*GIVEN RECORDS*.
>> BEGIN
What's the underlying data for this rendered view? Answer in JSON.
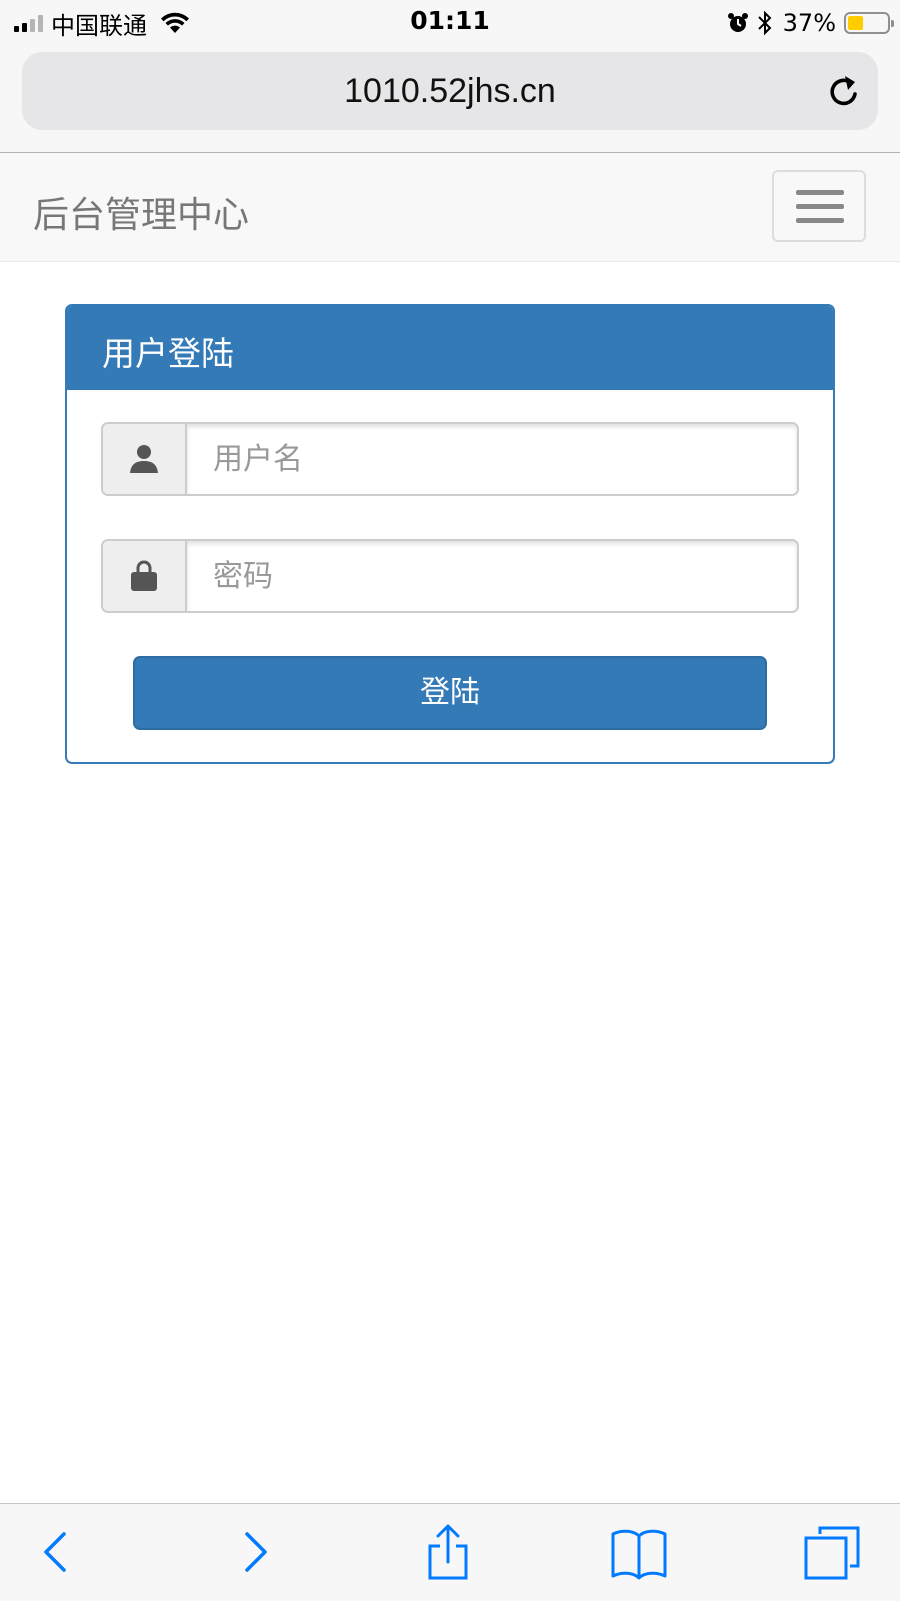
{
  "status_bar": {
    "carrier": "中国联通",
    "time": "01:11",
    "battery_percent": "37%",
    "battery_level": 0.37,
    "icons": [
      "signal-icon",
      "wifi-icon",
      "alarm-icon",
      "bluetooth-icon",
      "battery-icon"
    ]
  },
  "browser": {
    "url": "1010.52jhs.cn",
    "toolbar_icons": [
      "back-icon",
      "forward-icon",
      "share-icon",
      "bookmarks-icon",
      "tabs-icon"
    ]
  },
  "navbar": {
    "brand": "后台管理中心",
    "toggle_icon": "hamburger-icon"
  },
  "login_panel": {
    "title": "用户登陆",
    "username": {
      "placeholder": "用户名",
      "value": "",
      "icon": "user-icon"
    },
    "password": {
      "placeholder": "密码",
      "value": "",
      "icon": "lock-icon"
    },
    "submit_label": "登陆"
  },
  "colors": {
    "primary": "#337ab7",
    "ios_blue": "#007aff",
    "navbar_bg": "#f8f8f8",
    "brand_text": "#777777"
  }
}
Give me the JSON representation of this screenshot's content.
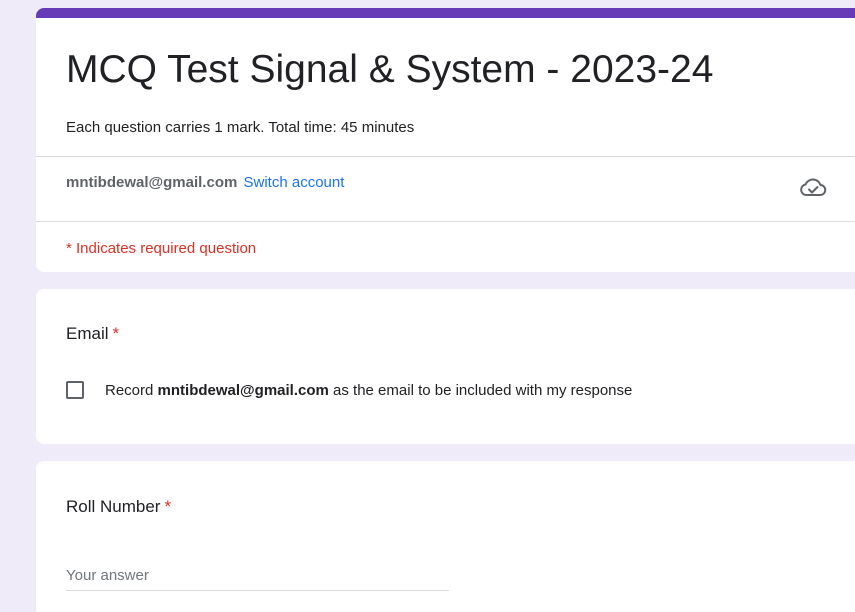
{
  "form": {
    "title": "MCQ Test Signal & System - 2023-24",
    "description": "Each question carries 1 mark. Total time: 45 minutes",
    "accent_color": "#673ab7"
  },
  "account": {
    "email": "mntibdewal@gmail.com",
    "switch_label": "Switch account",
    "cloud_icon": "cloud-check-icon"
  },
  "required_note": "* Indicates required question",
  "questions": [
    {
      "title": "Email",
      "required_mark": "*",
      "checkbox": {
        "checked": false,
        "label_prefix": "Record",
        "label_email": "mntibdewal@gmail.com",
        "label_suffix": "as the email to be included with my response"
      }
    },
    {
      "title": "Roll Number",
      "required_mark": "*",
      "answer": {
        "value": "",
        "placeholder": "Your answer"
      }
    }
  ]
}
>> END
*WHAT YOU ARE ASKED TO DO*.
Pick out, from the lines above, every one that contains the string "title".

*RESPONSE TO THIS TASK*.
    "title": "用户登陆",
    "title": "MCQ Test Signal & System - 2023-24",
      "title": "Email",
      "title": "Roll Number",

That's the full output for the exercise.